Copy out the material below in full, but not its images.

A block of data
-=-=-

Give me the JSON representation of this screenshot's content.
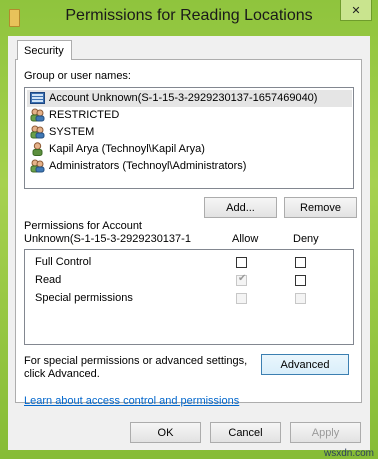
{
  "window": {
    "title": "Permissions for Reading Locations",
    "close_glyph": "✕"
  },
  "tabs": [
    {
      "label": "Security"
    }
  ],
  "groups": {
    "label": "Group or user names:",
    "items": [
      {
        "name": "Account Unknown(S-1-15-3-2929230137-1657469040)",
        "icon": "unknown-account-icon",
        "selected": true
      },
      {
        "name": "RESTRICTED",
        "icon": "users-group-icon"
      },
      {
        "name": "SYSTEM",
        "icon": "users-group-icon"
      },
      {
        "name": "Kapil Arya (Technoyl\\Kapil Arya)",
        "icon": "user-icon"
      },
      {
        "name": "Administrators (Technoyl\\Administrators)",
        "icon": "users-group-icon"
      }
    ]
  },
  "buttons": {
    "add": "Add...",
    "remove": "Remove",
    "advanced": "Advanced",
    "ok": "OK",
    "cancel": "Cancel",
    "apply": "Apply"
  },
  "permissions": {
    "label_line1": "Permissions for Account",
    "label_line2": "Unknown(S-1-15-3-2929230137-1",
    "allow_header": "Allow",
    "deny_header": "Deny",
    "rows": [
      {
        "name": "Full Control",
        "allow": false,
        "deny": false,
        "disabled": false
      },
      {
        "name": "Read",
        "allow": true,
        "deny": false,
        "disabled": true
      },
      {
        "name": "Special permissions",
        "allow": false,
        "deny": false,
        "disabled": true
      }
    ]
  },
  "special": {
    "line1": "For special permissions or advanced settings,",
    "line2": "click Advanced."
  },
  "learn_link": "Learn about access control and permissions",
  "watermark": "wsxdn.com"
}
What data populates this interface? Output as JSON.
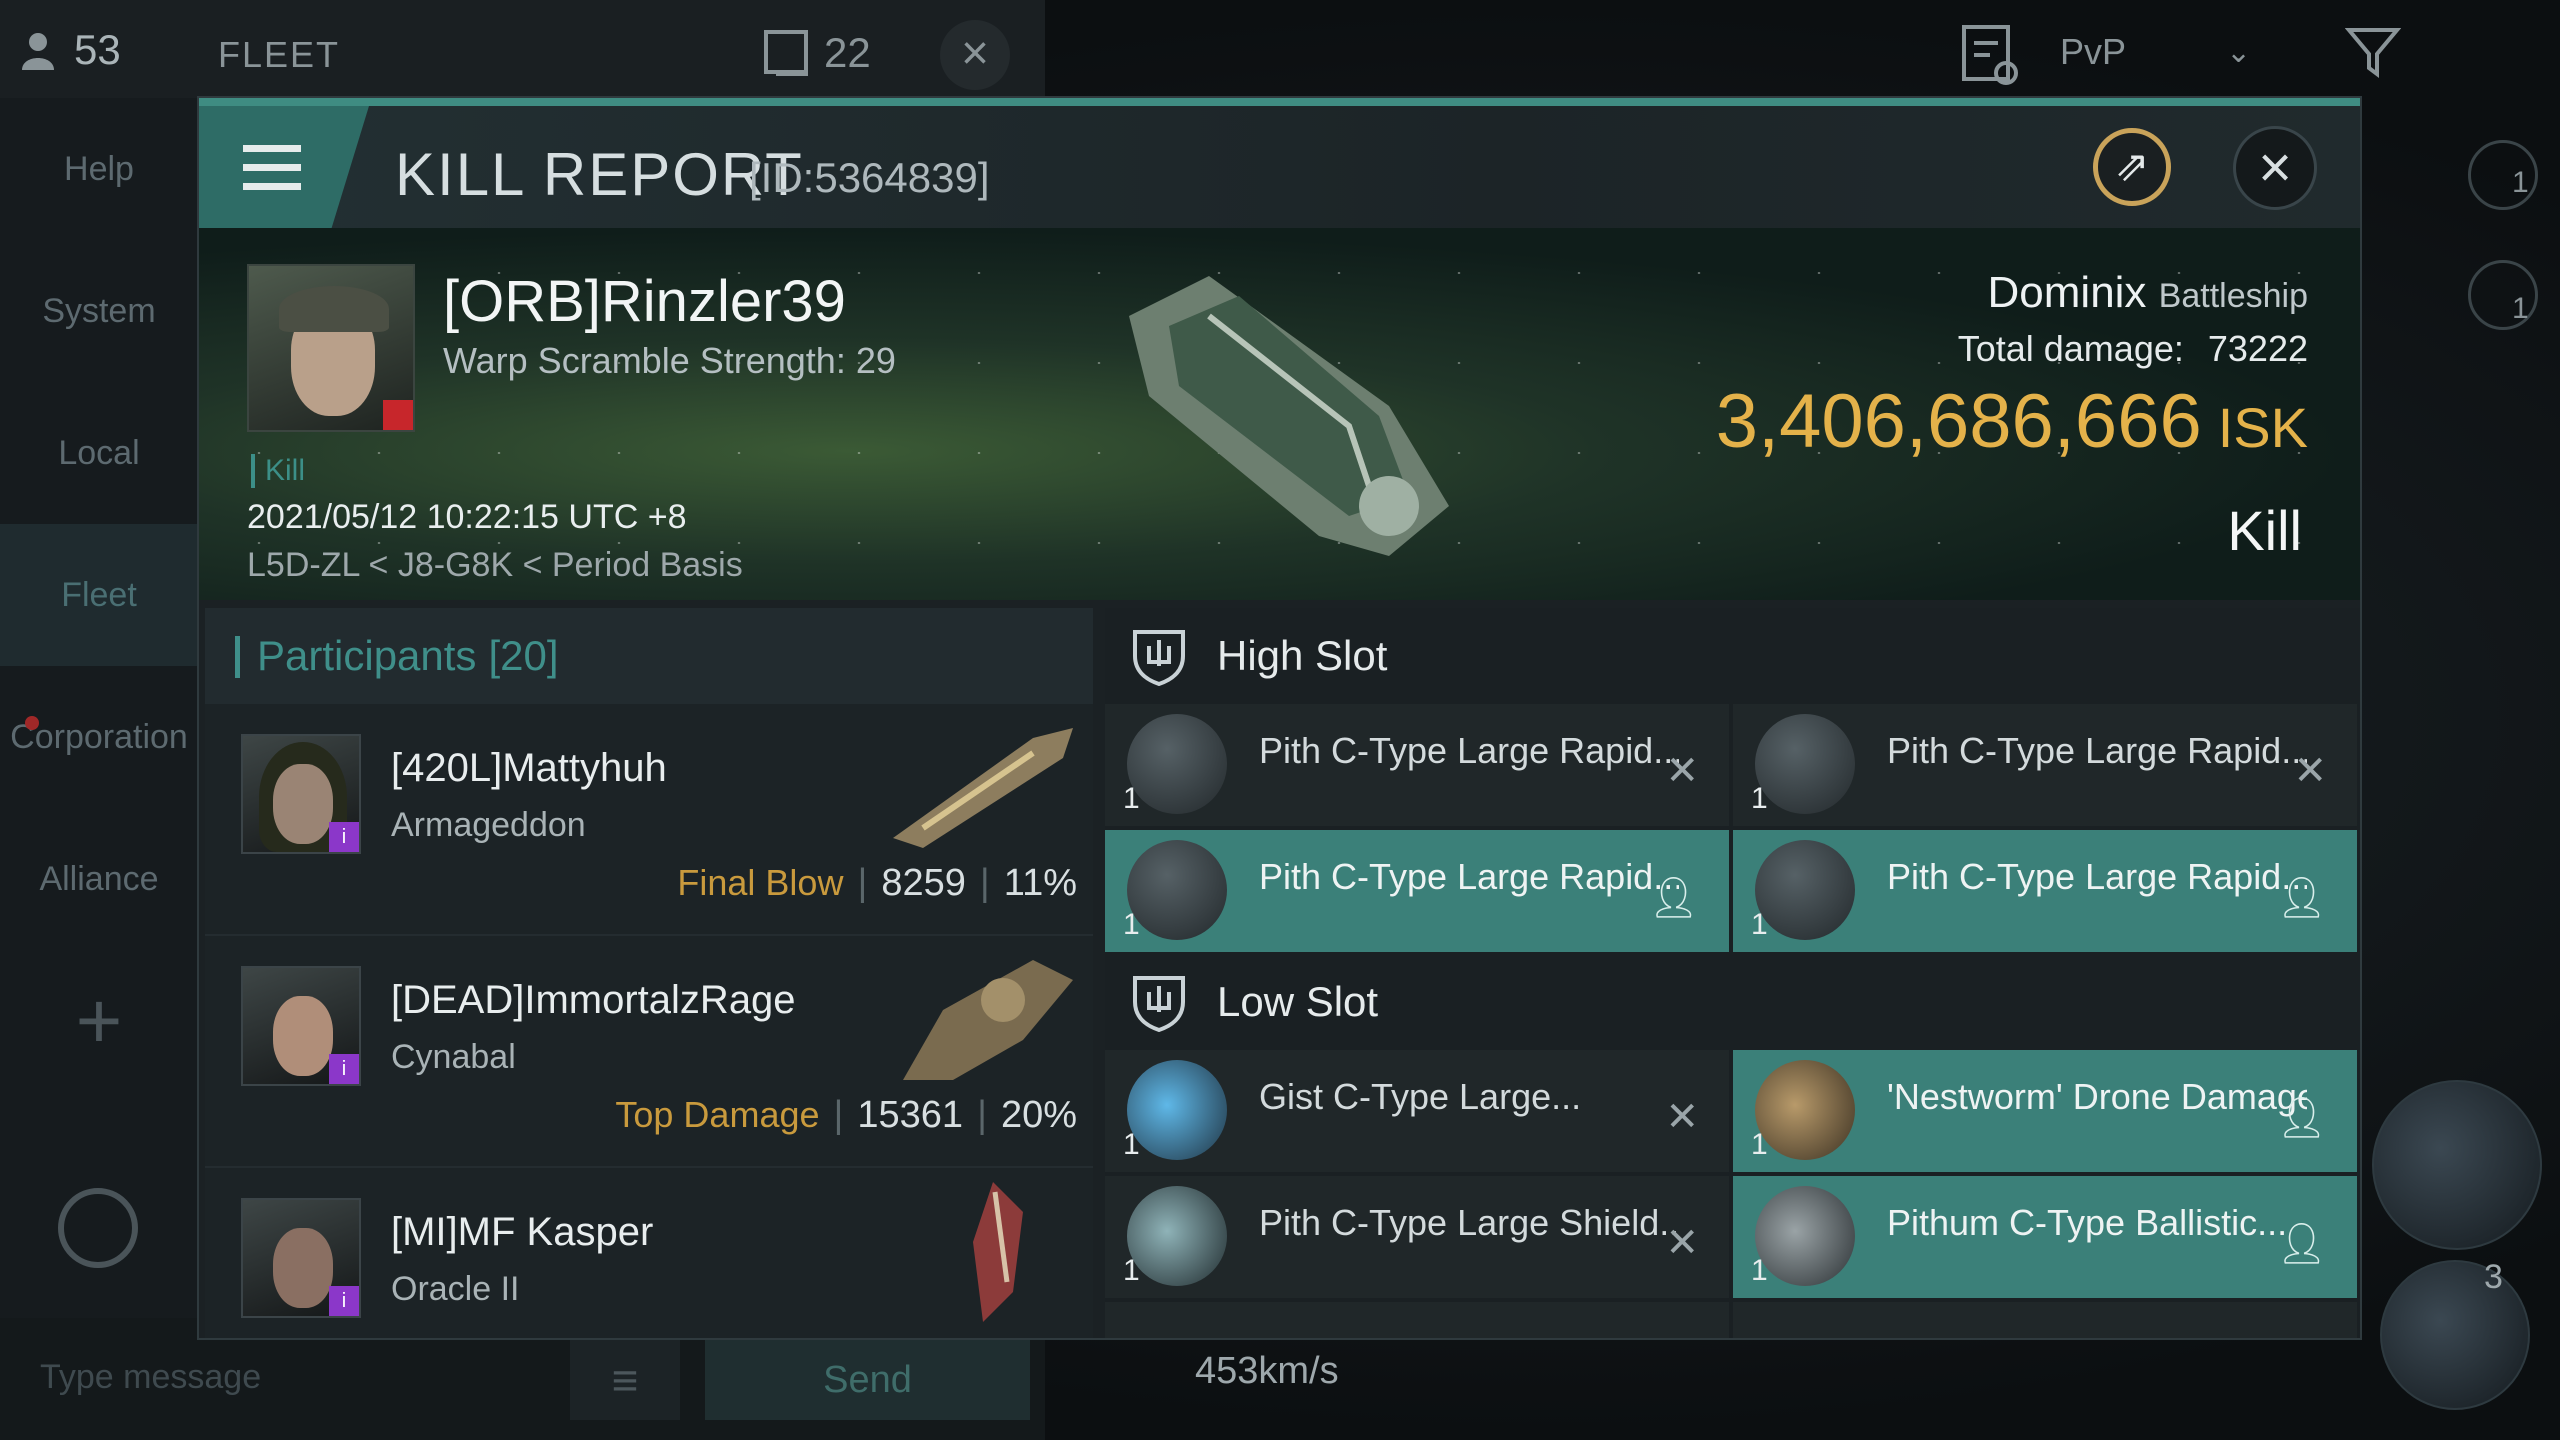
{
  "topbar": {
    "player_count": "53",
    "fleet_label": "FLEET",
    "fleet_count": "22",
    "filter_select": "PvP"
  },
  "sidebar": {
    "items": [
      {
        "label": "Help"
      },
      {
        "label": "System"
      },
      {
        "label": "Local"
      },
      {
        "label": "Fleet"
      },
      {
        "label": "Corporation"
      },
      {
        "label": "Alliance"
      }
    ]
  },
  "chat": {
    "placeholder": "Type message",
    "send_label": "Send"
  },
  "hud": {
    "speed": "453km/s",
    "drone_count": "3",
    "side_count_1": "1",
    "side_count_2": "1"
  },
  "report": {
    "title": "KILL REPORT",
    "id": "[ID:5364839]",
    "victim": {
      "name": "[ORB]Rinzler39",
      "warp_scramble": "Warp Scramble Strength: 29",
      "tag": "Kill",
      "datetime": "2021/05/12 10:22:15 UTC +8",
      "location": "L5D-ZL < J8-G8K < Period Basis"
    },
    "ship": {
      "name": "Dominix",
      "class": "Battleship",
      "total_damage_label": "Total damage:",
      "total_damage": "73222",
      "isk_value": "3,406,686,666",
      "isk_unit": "ISK",
      "result": "Kill"
    },
    "participants": {
      "label": "Participants",
      "count": "[20]",
      "rows": [
        {
          "name": "[420L]Mattyhuh",
          "ship": "Armageddon",
          "tag": "Final Blow",
          "damage": "8259",
          "percent": "11%"
        },
        {
          "name": "[DEAD]ImmortalzRage",
          "ship": "Cynabal",
          "tag": "Top Damage",
          "damage": "15361",
          "percent": "20%"
        },
        {
          "name": "[MI]MF Kasper",
          "ship": "Oracle II",
          "tag": "",
          "damage": "",
          "percent": ""
        }
      ]
    },
    "high_slot": {
      "label": "High Slot",
      "items": [
        {
          "name": "Pith C-Type Large Rapid...",
          "qty": "1",
          "state": "destroyed"
        },
        {
          "name": "Pith C-Type Large Rapid...",
          "qty": "1",
          "state": "destroyed"
        },
        {
          "name": "Pith C-Type Large Rapid...",
          "qty": "1",
          "state": "dropped"
        },
        {
          "name": "Pith C-Type Large Rapid...",
          "qty": "1",
          "state": "dropped"
        }
      ]
    },
    "low_slot": {
      "label": "Low Slot",
      "items": [
        {
          "name": "Gist C-Type Large...",
          "qty": "1",
          "state": "destroyed"
        },
        {
          "name": "'Nestworm' Drone Damage...",
          "qty": "1",
          "state": "dropped"
        },
        {
          "name": "Pith C-Type Large Shield...",
          "qty": "1",
          "state": "destroyed"
        },
        {
          "name": "Pithum C-Type Ballistic...",
          "qty": "1",
          "state": "dropped"
        }
      ]
    }
  },
  "colors": {
    "accent_teal": "#3f8c82",
    "isk_gold": "#e4b24a",
    "tag_gold": "#c99a3d",
    "fitted_slot": "#3b8079"
  }
}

-=-=-

* RESPONSE *
Give me the JSON representation of this screenshot's content.
{
  "window": {
    "title": "Permissions for Reading Locations",
    "close_glyph": "✕"
  },
  "tabs": [
    {
      "label": "Security"
    }
  ],
  "groups": {
    "label": "Group or user names:",
    "items": [
      {
        "name": "Account Unknown(S-1-15-3-2929230137-1657469040)",
        "icon": "unknown-account-icon",
        "selected": true
      },
      {
        "name": "RESTRICTED",
        "icon": "users-group-icon"
      },
      {
        "name": "SYSTEM",
        "icon": "users-group-icon"
      },
      {
        "name": "Kapil Arya (Technoyl\\Kapil Arya)",
        "icon": "user-icon"
      },
      {
        "name": "Administrators (Technoyl\\Administrators)",
        "icon": "users-group-icon"
      }
    ]
  },
  "buttons": {
    "add": "Add...",
    "remove": "Remove",
    "advanced": "Advanced",
    "ok": "OK",
    "cancel": "Cancel",
    "apply": "Apply"
  },
  "permissions": {
    "label_line1": "Permissions for Account",
    "label_line2": "Unknown(S-1-15-3-2929230137-1",
    "allow_header": "Allow",
    "deny_header": "Deny",
    "rows": [
      {
        "name": "Full Control",
        "allow": false,
        "deny": false,
        "disabled": false
      },
      {
        "name": "Read",
        "allow": true,
        "deny": false,
        "disabled": true
      },
      {
        "name": "Special permissions",
        "allow": false,
        "deny": false,
        "disabled": true
      }
    ]
  },
  "special": {
    "line1": "For special permissions or advanced settings,",
    "line2": "click Advanced."
  },
  "learn_link": "Learn about access control and permissions",
  "watermark": "wsxdn.com"
}
What data populates this interface? Output as JSON.
{
  "topbar": {
    "player_count": "53",
    "fleet_label": "FLEET",
    "fleet_count": "22",
    "filter_select": "PvP"
  },
  "sidebar": {
    "items": [
      {
        "label": "Help"
      },
      {
        "label": "System"
      },
      {
        "label": "Local"
      },
      {
        "label": "Fleet"
      },
      {
        "label": "Corporation"
      },
      {
        "label": "Alliance"
      }
    ]
  },
  "chat": {
    "placeholder": "Type message",
    "send_label": "Send"
  },
  "hud": {
    "speed": "453km/s",
    "drone_count": "3",
    "side_count_1": "1",
    "side_count_2": "1"
  },
  "report": {
    "title": "KILL REPORT",
    "id": "[ID:5364839]",
    "victim": {
      "name": "[ORB]Rinzler39",
      "warp_scramble": "Warp Scramble Strength: 29",
      "tag": "Kill",
      "datetime": "2021/05/12 10:22:15 UTC +8",
      "location": "L5D-ZL < J8-G8K < Period Basis"
    },
    "ship": {
      "name": "Dominix",
      "class": "Battleship",
      "total_damage_label": "Total damage:",
      "total_damage": "73222",
      "isk_value": "3,406,686,666",
      "isk_unit": "ISK",
      "result": "Kill"
    },
    "participants": {
      "label": "Participants",
      "count": "[20]",
      "rows": [
        {
          "name": "[420L]Mattyhuh",
          "ship": "Armageddon",
          "tag": "Final Blow",
          "damage": "8259",
          "percent": "11%"
        },
        {
          "name": "[DEAD]ImmortalzRage",
          "ship": "Cynabal",
          "tag": "Top Damage",
          "damage": "15361",
          "percent": "20%"
        },
        {
          "name": "[MI]MF Kasper",
          "ship": "Oracle II",
          "tag": "",
          "damage": "",
          "percent": ""
        }
      ]
    },
    "high_slot": {
      "label": "High Slot",
      "items": [
        {
          "name": "Pith C-Type Large Rapid...",
          "qty": "1",
          "state": "destroyed"
        },
        {
          "name": "Pith C-Type Large Rapid...",
          "qty": "1",
          "state": "destroyed"
        },
        {
          "name": "Pith C-Type Large Rapid...",
          "qty": "1",
          "state": "dropped"
        },
        {
          "name": "Pith C-Type Large Rapid...",
          "qty": "1",
          "state": "dropped"
        }
      ]
    },
    "low_slot": {
      "label": "Low Slot",
      "items": [
        {
          "name": "Gist C-Type Large...",
          "qty": "1",
          "state": "destroyed"
        },
        {
          "name": "'Nestworm' Drone Damage...",
          "qty": "1",
          "state": "dropped"
        },
        {
          "name": "Pith C-Type Large Shield...",
          "qty": "1",
          "state": "destroyed"
        },
        {
          "name": "Pithum C-Type Ballistic...",
          "qty": "1",
          "state": "dropped"
        }
      ]
    }
  },
  "colors": {
    "accent_teal": "#3f8c82",
    "isk_gold": "#e4b24a",
    "tag_gold": "#c99a3d",
    "fitted_slot": "#3b8079"
  }
}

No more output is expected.